* Directive *
Retype, without alteration, each line from the line containing "Read out every word on this page." to the final line of the records.

* Data excerpts *

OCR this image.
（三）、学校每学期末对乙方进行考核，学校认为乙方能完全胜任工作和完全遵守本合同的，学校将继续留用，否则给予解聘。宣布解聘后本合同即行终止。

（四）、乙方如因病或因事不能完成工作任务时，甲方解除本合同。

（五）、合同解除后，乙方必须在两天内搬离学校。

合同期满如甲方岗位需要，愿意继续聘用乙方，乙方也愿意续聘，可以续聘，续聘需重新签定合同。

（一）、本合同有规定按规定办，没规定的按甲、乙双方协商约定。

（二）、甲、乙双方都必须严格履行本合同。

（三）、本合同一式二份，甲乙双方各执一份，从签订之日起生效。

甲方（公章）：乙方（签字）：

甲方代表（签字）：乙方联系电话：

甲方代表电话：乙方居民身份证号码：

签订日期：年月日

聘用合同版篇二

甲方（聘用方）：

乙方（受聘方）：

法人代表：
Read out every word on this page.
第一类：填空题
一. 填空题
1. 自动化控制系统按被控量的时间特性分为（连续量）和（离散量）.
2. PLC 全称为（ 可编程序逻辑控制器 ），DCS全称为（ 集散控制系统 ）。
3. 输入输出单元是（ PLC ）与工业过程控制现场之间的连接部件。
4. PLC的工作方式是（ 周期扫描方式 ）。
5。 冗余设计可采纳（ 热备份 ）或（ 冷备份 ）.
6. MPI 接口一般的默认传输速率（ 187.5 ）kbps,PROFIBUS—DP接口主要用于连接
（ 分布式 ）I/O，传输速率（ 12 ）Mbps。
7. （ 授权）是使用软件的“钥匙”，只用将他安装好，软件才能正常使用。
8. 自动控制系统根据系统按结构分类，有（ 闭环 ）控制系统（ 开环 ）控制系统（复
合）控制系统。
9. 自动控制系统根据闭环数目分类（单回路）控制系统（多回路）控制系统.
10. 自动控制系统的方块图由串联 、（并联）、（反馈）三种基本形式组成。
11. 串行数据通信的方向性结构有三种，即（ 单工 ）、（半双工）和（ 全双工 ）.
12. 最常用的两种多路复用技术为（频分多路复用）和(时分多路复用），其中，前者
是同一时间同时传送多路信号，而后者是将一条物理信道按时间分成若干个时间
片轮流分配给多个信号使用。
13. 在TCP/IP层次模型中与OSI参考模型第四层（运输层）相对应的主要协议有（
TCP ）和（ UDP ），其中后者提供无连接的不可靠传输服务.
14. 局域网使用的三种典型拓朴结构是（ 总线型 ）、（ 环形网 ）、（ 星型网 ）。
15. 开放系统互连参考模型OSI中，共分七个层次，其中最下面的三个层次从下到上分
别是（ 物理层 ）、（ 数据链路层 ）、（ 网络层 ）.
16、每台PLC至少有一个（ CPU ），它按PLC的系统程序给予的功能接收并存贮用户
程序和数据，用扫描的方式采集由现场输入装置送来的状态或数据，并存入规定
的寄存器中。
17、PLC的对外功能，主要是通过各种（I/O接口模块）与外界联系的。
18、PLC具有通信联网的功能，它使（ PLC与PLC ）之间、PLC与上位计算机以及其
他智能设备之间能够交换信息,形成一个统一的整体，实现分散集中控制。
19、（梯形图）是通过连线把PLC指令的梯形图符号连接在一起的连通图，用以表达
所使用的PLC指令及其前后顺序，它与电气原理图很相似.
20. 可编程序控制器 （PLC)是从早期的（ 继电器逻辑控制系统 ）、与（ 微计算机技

* Response for this exercise *
Read out every word on this page.
第一类：填空题
一. 填空题
1. 自动化控制系统按被控量的时间特性分为（连续量）和（离散量）.
2. PLC 全称为（ 可编程序逻辑控制器 ），DCS全称为（ 集散控制系统 ）。
3. 输入输出单元是（ PLC ）与工业过程控制现场之间的连接部件。
4. PLC的工作方式是（ 周期扫描方式 ）。
5。 冗余设计可采纳（ 热备份 ）或（ 冷备份 ）.
6. MPI 接口一般的默认传输速率（ 187.5 ）kbps,PROFIBUS—DP接口主要用于连接
（ 分布式 ）I/O，传输速率（ 12 ）Mbps。
7. （ 授权）是使用软件的“钥匙”，只用将他安装好，软件才能正常使用。
8. 自动控制系统根据系统按结构分类，有（ 闭环 ）控制系统（ 开环 ）控制系统（复
合）控制系统。
9. 自动控制系统根据闭环数目分类（单回路）控制系统（多回路）控制系统.
10. 自动控制系统的方块图由串联 、（并联）、（反馈）三种基本形式组成。
11. 串行数据通信的方向性结构有三种，即（ 单工 ）、（半双工）和（ 全双工 ）.
12. 最常用的两种多路复用技术为（频分多路复用）和(时分多路复用），其中，前者
是同一时间同时传送多路信号，而后者是将一条物理信道按时间分成若干个时间
片轮流分配给多个信号使用。
13. 在TCP/IP层次模型中与OSI参考模型第四层（运输层）相对应的主要协议有（
TCP ）和（ UDP ），其中后者提供无连接的不可靠传输服务.
14. 局域网使用的三种典型拓朴结构是（ 总线型 ）、（ 环形网 ）、（ 星型网 ）。
15. 开放系统互连参考模型OSI中，共分七个层次，其中最下面的三个层次从下到上分
别是（ 物理层 ）、（ 数据链路层 ）、（ 网络层 ）.
16、每台PLC至少有一个（ CPU ），它按PLC的系统程序给予的功能接收并存贮用户
程序和数据，用扫描的方式采集由现场输入装置送来的状态或数据，并存入规定
的寄存器中。
17、PLC的对外功能，主要是通过各种（I/O接口模块）与外界联系的。
18、PLC具有通信联网的功能，它使（ PLC与PLC ）之间、PLC与上位计算机以及其
他智能设备之间能够交换信息,形成一个统一的整体，实现分散集中控制。
19、（梯形图）是通过连线把PLC指令的梯形图符号连接在一起的连通图，用以表达
所使用的PLC指令及其前后顺序，它与电气原理图很相似.
20. 可编程序控制器 （PLC)是从早期的（ 继电器逻辑控制系统 ）、与（ 微计算机技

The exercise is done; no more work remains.